> _Task requirements_:
Return all lines that include the string "Black".

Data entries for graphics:
● ● ● ●

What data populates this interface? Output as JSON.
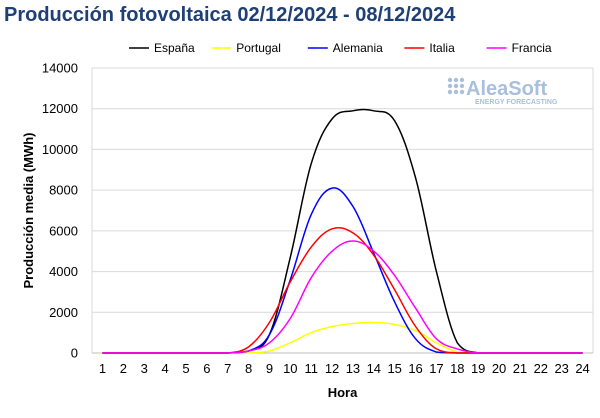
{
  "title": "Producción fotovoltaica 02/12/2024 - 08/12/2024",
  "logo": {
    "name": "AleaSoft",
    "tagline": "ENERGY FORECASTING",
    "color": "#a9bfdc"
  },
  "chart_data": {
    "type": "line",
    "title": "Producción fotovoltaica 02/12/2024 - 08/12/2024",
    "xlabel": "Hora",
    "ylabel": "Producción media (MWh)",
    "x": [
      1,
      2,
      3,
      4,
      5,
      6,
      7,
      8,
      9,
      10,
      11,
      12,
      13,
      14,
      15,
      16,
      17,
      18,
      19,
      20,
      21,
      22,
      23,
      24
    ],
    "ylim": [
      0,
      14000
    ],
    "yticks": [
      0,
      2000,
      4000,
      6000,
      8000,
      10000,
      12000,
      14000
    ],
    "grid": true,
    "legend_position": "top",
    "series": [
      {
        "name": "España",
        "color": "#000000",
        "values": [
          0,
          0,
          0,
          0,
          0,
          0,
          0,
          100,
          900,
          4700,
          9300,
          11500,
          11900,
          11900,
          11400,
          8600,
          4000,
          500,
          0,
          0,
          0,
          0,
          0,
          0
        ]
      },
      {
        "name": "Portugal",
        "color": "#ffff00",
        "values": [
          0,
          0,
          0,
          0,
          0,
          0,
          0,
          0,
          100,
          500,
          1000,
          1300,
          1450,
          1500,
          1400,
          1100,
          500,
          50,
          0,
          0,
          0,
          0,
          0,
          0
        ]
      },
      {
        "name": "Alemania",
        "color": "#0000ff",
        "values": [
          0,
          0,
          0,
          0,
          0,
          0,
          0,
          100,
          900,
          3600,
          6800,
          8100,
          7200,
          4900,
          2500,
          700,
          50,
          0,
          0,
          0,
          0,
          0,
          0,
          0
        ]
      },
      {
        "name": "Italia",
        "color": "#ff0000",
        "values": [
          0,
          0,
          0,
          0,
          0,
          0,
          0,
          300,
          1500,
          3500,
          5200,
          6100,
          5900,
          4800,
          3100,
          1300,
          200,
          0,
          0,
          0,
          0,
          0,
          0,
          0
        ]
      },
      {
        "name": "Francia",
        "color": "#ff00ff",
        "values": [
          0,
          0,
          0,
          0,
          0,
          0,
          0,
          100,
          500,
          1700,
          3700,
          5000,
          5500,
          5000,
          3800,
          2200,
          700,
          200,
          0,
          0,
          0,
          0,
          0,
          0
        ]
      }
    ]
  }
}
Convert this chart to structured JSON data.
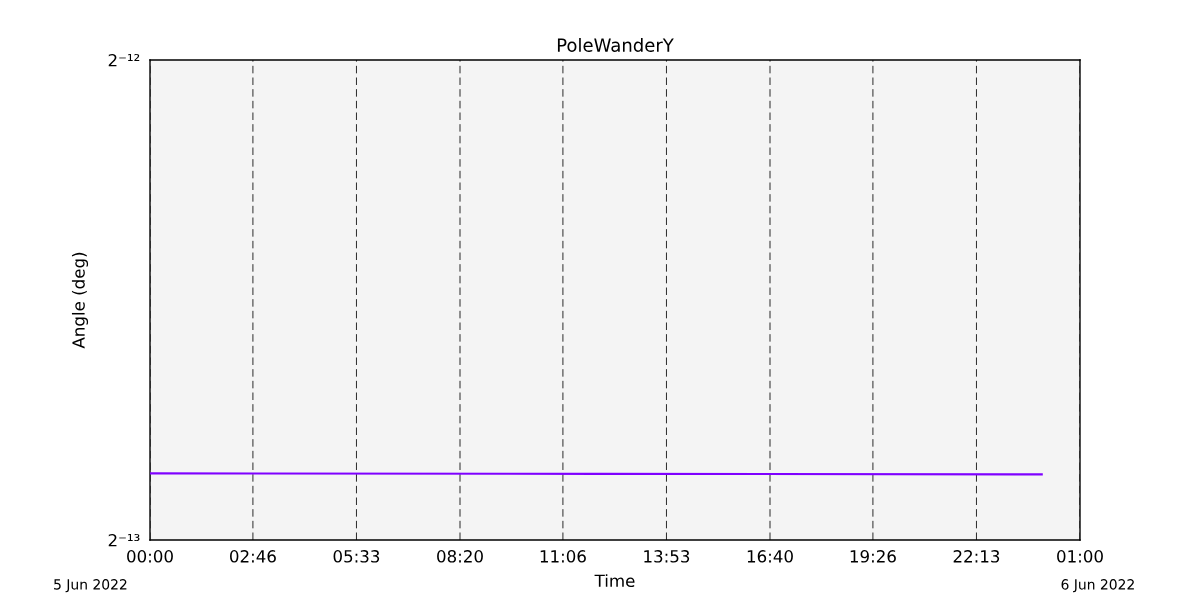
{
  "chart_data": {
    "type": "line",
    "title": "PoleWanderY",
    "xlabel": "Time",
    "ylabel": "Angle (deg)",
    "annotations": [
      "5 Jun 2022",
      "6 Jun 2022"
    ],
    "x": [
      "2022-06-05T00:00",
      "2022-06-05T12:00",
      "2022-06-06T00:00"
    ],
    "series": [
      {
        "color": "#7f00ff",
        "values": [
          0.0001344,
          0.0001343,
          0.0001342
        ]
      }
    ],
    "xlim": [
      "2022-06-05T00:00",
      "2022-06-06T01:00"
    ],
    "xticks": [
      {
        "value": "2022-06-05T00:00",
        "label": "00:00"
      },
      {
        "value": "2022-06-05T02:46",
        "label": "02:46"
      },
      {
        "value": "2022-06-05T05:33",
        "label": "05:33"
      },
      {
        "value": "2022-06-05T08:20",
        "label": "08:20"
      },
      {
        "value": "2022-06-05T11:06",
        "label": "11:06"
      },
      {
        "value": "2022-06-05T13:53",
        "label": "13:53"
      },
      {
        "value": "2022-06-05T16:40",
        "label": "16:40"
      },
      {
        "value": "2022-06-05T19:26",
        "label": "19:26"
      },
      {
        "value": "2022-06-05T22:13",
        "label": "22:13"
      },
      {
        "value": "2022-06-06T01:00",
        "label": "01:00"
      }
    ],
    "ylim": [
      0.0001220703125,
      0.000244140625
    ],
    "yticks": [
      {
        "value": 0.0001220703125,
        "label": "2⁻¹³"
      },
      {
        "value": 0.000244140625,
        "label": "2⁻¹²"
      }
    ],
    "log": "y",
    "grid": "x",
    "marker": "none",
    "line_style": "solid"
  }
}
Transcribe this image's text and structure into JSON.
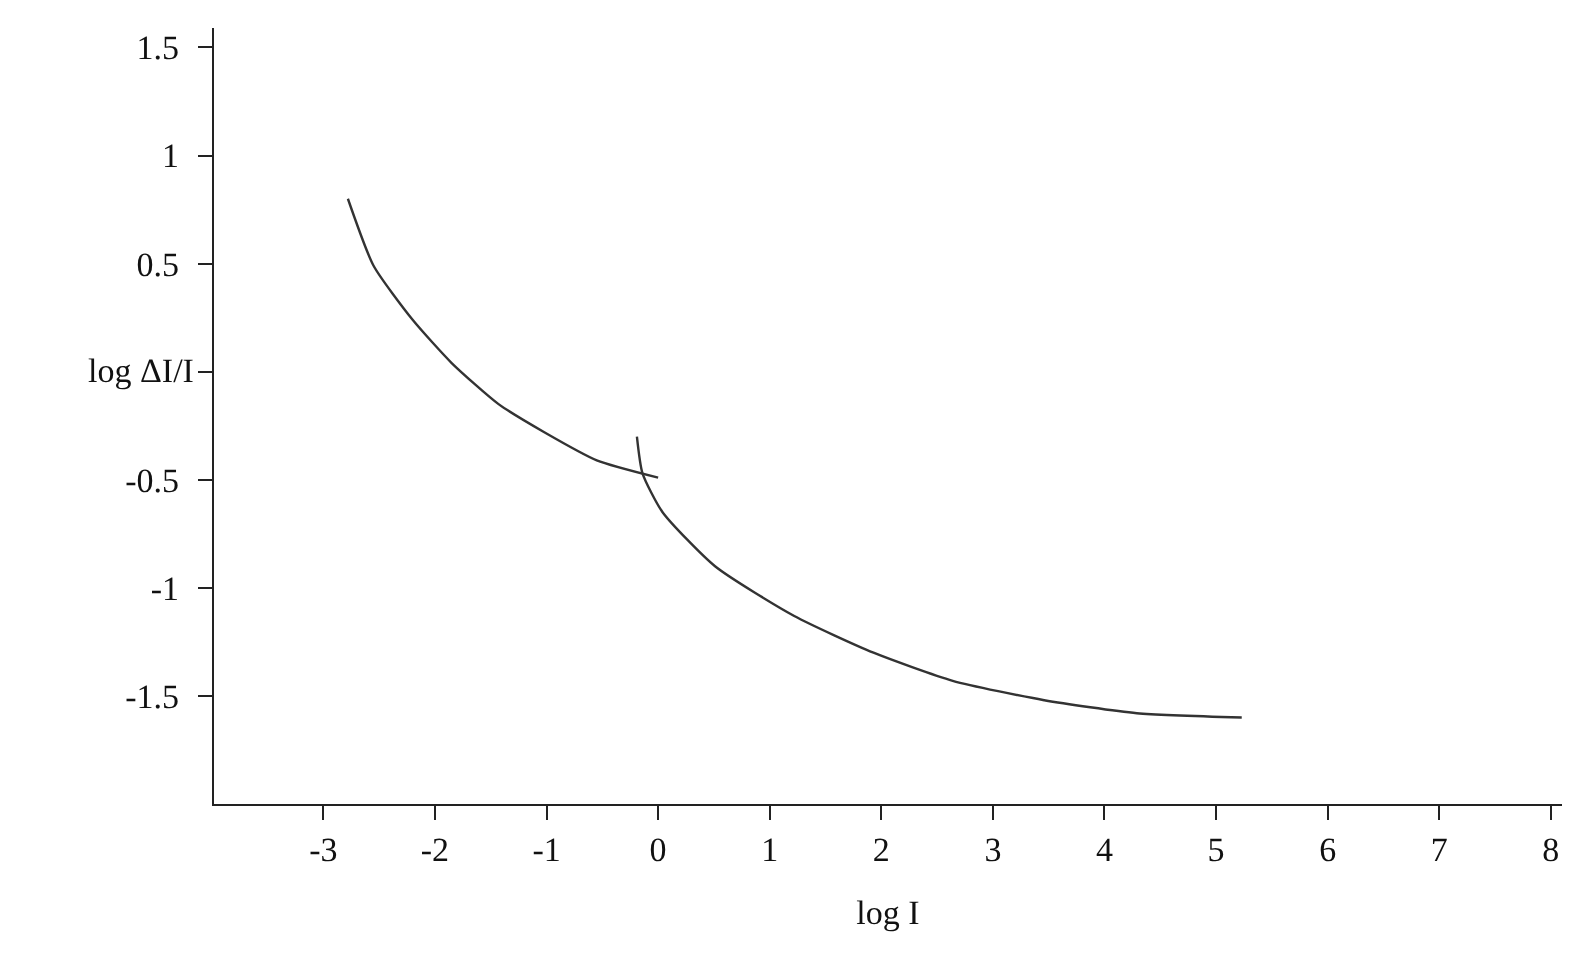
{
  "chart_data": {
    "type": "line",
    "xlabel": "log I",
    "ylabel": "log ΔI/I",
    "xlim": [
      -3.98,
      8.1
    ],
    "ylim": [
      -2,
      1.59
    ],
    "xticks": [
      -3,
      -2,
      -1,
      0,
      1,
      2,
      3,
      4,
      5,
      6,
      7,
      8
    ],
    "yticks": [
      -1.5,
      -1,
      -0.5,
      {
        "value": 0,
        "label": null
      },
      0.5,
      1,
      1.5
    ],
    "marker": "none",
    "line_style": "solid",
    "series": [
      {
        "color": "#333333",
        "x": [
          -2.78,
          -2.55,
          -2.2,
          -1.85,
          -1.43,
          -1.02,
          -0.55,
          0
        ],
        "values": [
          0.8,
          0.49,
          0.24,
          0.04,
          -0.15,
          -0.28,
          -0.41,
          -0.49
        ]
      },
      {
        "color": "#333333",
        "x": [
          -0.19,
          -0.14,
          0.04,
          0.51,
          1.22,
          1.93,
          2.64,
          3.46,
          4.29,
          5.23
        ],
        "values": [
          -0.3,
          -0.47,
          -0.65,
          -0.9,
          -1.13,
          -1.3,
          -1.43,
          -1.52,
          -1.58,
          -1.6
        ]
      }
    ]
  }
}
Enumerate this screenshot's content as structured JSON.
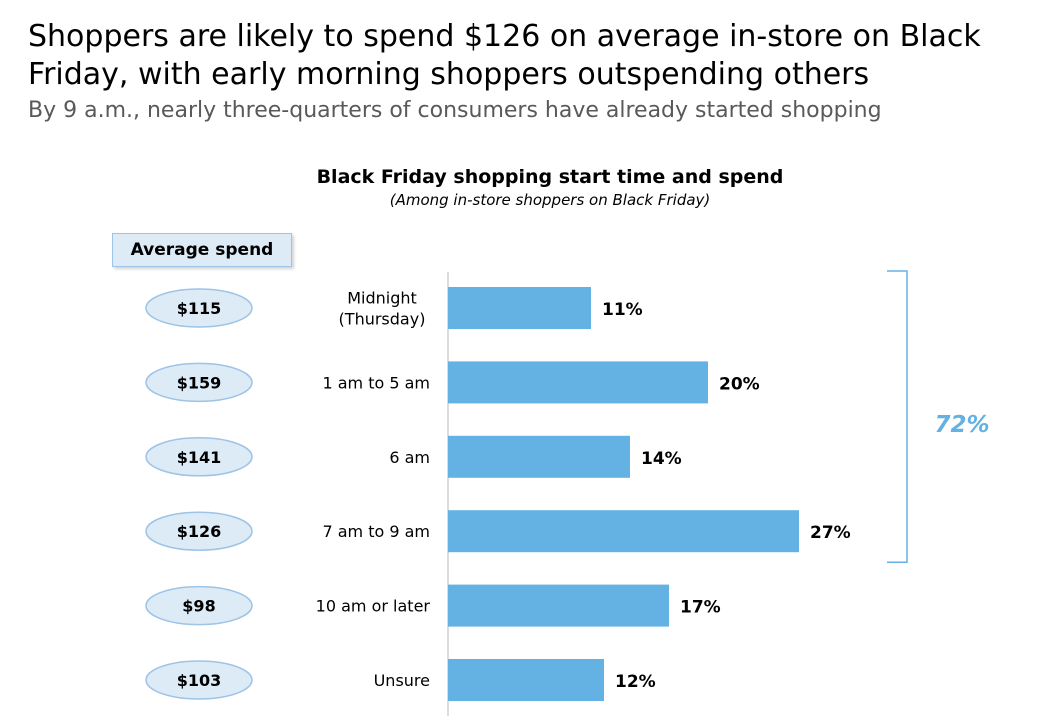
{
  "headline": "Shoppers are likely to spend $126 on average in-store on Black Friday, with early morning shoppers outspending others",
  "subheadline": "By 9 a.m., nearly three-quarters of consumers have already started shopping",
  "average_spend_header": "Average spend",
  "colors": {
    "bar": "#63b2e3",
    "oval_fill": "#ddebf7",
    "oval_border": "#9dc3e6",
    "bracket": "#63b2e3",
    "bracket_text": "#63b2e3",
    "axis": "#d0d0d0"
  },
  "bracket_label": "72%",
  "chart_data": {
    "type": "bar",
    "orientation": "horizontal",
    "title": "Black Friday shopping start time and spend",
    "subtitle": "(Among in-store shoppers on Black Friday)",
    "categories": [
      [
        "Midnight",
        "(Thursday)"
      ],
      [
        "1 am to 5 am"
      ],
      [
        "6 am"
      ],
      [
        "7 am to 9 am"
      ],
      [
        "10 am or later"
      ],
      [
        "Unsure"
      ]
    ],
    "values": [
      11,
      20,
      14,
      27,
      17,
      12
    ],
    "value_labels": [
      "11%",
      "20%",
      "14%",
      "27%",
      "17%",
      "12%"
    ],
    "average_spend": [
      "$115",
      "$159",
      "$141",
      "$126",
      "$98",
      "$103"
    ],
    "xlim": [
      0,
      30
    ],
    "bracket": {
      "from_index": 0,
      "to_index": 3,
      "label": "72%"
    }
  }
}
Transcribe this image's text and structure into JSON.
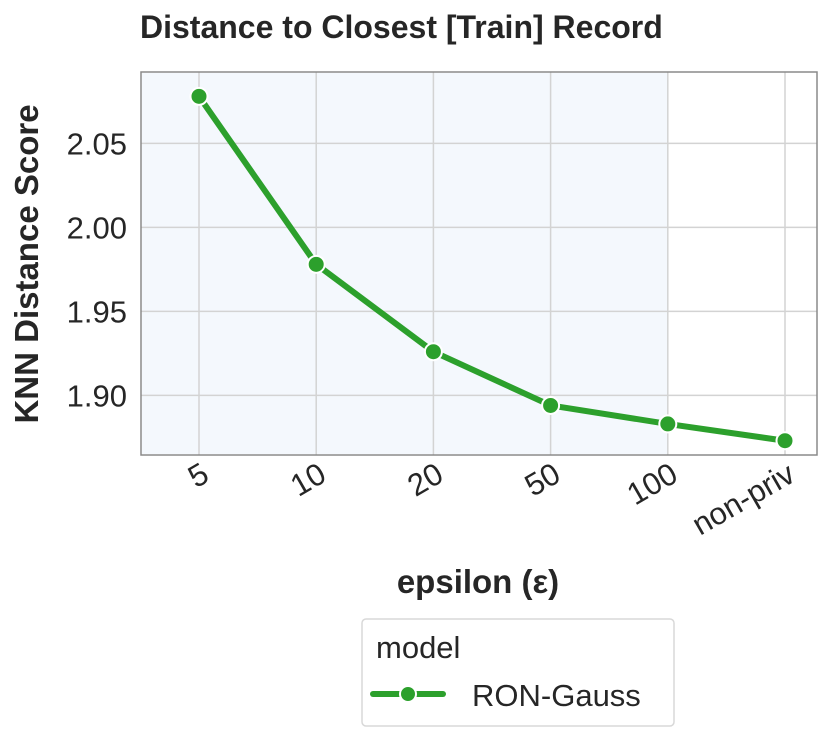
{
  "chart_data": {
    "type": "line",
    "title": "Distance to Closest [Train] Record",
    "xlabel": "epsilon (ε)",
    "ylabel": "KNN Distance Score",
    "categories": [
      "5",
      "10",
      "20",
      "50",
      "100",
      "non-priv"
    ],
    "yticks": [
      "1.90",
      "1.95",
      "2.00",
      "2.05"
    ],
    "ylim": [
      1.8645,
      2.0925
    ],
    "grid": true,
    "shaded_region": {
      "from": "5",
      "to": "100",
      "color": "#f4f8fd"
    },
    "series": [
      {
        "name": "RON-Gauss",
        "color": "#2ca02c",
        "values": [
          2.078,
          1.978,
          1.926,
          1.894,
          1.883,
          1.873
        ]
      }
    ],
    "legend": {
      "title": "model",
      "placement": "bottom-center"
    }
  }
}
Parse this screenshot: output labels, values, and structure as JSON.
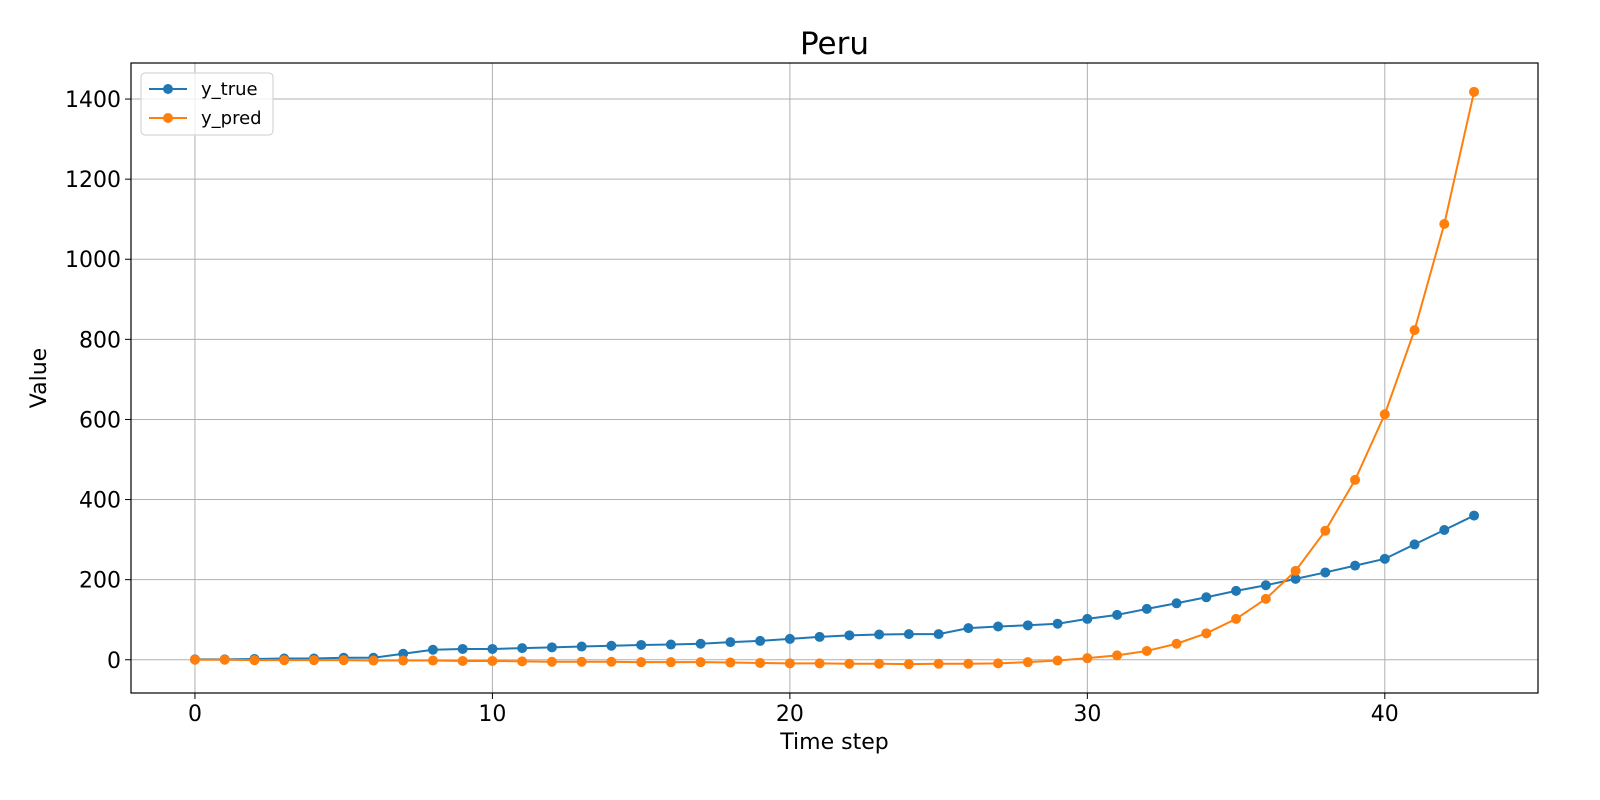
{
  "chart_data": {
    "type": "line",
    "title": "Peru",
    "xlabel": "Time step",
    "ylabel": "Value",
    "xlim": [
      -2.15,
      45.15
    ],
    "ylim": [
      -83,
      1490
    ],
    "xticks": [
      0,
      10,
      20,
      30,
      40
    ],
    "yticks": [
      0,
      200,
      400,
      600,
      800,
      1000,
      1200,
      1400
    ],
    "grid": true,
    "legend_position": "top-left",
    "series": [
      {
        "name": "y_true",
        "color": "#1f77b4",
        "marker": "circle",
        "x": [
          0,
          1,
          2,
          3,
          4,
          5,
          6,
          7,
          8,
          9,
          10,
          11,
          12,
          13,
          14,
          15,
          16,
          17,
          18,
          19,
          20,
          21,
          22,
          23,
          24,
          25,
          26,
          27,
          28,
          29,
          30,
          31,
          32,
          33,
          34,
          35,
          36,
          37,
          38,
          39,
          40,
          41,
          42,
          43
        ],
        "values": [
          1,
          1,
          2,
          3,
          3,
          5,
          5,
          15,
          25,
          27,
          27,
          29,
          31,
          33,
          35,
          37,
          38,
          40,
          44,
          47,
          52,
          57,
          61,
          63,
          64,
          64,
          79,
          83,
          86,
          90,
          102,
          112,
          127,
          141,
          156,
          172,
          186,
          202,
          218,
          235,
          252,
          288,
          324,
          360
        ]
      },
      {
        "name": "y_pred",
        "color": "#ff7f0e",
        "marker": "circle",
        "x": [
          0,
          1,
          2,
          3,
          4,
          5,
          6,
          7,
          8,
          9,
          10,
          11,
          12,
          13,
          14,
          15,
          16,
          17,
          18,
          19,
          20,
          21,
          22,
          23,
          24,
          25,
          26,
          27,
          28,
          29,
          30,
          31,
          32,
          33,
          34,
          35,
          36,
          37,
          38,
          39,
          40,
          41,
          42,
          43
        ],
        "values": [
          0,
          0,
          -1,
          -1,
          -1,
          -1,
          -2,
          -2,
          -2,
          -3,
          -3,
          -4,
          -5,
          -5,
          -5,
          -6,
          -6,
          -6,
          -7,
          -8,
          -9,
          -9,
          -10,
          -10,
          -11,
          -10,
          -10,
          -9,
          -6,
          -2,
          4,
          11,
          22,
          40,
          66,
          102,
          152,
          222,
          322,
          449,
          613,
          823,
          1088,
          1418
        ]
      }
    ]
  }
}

● ● ● ●

> _Solution below_:
  "headline": "Shoppers are likely to spend $126 on average in-store on Black Friday, with early morning shoppers outspending others",
    "title": "Black Friday shopping start time and spend",
    "subtitle": "(Among in-store shoppers on Black Friday)",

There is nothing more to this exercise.